What the exercise asks: What is the number of lines in the entries below that include the word "小时灾害性天气预报"? Provide the number only.

------------------------------------------------------------

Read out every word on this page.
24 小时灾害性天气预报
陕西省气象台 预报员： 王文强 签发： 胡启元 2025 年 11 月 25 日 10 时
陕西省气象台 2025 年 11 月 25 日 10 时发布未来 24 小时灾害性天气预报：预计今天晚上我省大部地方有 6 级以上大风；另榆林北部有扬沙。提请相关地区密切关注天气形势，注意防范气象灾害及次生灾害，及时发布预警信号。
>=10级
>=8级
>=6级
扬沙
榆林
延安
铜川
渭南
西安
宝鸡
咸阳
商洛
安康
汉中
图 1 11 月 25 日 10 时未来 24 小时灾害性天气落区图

------------------------------------------------------------

Full solution: 2